● PROBLEMA PROPOSTO 1:
Rispondi a queste domande sul testo sulle opere pubbliche:
(a) Chi ha realizzato opere pubbliche tuttora strategiche per l'isola?
(b) Quali esigenze devono soddisfare i perché di un'opera?
(c) A quale parola tra parentesi è legata la scarsità di soldi?
● PROBLEMA PROPOSTO 2:
Riprendi il testo sulle opere pubbliche e proseguilo a partire dall'ultima frase.

Perché realizzo questa opera? I perché devono soddisfare le cosiddette esigenze pubbliche e private protratte nel tempo quindi anche per le nuove generazioni.

I Borboni hanno realizzato opere pubbliche tuttora strategiche da tutti i punti di vista per la nostra isola.

Ma cosa succede se:

– soldi scarseggiano, quindi c’è probabilità che i finanziamenti si perdano per strada (Come);

– i tempi si allungano ed io mi trovo a mettere in azione una programmazione  strutturale  che non arriva a compimento (Quando) ;

io non ho fatto un interesse pubblico; ho creato solo un ulteriore mostro,  distruggendo risorse  ambientali con il rischio di produrre  discriminazione economica e sociale (Perché).

● RIGHE DI DATI:
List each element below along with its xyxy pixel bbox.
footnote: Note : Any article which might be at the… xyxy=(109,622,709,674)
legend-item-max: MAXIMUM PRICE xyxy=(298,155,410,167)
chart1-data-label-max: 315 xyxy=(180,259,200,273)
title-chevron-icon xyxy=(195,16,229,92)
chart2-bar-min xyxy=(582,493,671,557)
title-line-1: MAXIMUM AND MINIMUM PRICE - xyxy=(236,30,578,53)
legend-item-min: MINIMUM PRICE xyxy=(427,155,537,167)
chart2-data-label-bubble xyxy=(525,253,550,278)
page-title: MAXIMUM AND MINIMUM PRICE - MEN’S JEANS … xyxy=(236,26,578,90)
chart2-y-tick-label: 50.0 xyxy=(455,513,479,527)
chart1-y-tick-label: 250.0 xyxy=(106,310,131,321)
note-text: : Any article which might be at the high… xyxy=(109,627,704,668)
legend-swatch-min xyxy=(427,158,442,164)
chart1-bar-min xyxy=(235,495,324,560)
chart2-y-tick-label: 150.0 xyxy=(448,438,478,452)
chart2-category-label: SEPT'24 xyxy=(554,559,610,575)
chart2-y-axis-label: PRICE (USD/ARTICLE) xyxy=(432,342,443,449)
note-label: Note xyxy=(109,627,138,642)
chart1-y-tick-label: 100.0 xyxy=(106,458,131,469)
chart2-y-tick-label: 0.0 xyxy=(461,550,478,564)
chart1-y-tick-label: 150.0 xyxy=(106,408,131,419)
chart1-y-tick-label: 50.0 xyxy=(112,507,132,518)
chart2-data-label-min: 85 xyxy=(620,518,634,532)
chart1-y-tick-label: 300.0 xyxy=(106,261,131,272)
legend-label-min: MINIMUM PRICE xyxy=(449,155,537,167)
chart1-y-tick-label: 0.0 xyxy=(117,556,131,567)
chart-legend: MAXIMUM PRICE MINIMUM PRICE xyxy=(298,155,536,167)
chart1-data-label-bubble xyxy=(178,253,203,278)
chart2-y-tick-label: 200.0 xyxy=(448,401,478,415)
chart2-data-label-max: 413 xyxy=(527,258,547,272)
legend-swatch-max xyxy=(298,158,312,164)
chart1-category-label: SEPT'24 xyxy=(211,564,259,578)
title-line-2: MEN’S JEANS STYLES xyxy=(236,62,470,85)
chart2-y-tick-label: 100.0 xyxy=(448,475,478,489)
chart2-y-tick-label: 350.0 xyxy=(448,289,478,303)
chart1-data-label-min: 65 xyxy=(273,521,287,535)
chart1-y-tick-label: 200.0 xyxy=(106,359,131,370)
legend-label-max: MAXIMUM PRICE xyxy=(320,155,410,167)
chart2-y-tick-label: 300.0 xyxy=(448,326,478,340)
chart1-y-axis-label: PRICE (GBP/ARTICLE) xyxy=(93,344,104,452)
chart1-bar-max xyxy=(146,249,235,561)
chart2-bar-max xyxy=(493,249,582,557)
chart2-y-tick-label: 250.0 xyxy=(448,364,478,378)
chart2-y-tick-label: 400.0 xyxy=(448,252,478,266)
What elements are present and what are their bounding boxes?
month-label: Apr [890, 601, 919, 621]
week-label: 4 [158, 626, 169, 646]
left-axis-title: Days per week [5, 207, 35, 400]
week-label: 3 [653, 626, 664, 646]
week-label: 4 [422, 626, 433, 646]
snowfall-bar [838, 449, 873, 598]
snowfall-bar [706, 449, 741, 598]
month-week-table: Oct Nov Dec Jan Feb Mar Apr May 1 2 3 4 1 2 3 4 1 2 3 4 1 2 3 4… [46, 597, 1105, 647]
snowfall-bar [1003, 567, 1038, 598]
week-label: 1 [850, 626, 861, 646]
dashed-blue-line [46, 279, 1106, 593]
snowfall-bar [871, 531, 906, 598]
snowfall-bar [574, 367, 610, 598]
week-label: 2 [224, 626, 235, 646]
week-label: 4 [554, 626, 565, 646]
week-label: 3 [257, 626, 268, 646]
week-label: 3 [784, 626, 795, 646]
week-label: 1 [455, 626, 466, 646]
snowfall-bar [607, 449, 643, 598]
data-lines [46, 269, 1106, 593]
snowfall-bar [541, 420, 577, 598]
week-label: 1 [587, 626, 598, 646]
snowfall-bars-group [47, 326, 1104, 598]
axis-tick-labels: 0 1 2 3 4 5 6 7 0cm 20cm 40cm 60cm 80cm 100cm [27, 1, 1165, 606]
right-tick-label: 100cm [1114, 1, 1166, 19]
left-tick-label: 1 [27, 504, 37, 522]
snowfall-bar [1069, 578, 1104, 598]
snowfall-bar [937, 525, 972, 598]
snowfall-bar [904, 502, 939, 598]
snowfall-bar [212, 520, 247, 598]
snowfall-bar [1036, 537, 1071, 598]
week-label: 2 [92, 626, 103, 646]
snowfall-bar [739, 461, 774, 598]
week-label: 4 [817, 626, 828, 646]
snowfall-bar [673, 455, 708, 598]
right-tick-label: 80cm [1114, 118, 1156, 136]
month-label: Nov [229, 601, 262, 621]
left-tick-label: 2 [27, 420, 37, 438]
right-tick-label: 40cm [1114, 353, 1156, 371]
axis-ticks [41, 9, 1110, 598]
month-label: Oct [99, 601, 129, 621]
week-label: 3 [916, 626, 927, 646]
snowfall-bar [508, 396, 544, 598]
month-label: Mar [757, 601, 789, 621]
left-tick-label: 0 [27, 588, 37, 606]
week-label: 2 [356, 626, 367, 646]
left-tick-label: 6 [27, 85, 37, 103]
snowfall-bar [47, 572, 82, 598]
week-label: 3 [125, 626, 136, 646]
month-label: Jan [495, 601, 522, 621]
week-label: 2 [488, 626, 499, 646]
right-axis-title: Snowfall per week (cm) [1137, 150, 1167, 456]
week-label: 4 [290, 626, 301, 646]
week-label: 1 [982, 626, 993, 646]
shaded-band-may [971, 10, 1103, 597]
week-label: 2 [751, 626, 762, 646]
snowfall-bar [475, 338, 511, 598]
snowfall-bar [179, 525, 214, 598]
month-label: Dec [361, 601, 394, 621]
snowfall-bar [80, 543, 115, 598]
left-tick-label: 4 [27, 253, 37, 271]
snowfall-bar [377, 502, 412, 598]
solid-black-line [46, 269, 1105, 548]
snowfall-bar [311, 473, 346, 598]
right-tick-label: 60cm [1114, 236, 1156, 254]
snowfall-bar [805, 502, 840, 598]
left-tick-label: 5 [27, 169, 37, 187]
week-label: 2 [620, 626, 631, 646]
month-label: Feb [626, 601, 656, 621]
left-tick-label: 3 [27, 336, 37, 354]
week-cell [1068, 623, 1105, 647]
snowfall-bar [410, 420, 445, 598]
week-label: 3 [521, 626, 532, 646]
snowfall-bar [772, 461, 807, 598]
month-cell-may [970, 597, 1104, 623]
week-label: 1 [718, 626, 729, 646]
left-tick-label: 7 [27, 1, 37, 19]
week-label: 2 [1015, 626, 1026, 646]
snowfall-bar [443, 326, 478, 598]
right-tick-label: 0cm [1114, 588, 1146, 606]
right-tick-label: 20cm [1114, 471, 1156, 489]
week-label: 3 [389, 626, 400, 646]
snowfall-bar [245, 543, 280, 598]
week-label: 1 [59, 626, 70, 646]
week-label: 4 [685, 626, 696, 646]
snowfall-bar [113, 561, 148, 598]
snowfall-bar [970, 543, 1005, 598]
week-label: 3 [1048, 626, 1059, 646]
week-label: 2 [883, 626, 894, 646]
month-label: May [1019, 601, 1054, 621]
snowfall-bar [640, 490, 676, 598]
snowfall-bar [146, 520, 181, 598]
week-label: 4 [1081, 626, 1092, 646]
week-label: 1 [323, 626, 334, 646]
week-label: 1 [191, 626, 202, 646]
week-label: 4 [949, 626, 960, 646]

● RISPOSTA SCRITTA 1:
(a) I Borboni.
(b) Le esigenze pubbliche e private protratte nel tempo, quindi anche per le nuove generazioni.
(c) Come.

● RISPOSTA SCRITTA 2:
Conclusione: Opere pubbliche = tempi lunghi = mancanza di controllo sull’impatto ambientale e sociale = peggioramento dell’organizzazione economico-commerciale = peggioramento della qualità della vita degli isolani = peggioramento dell’immagine dell’isola.

In un’isola fragile da tutti i punti di vista, come è diventata Ponza, si deve operare in sede pubblica con il bisturi e non come si è sempre fatto con il martello pneumatico o peggio con la ruspa.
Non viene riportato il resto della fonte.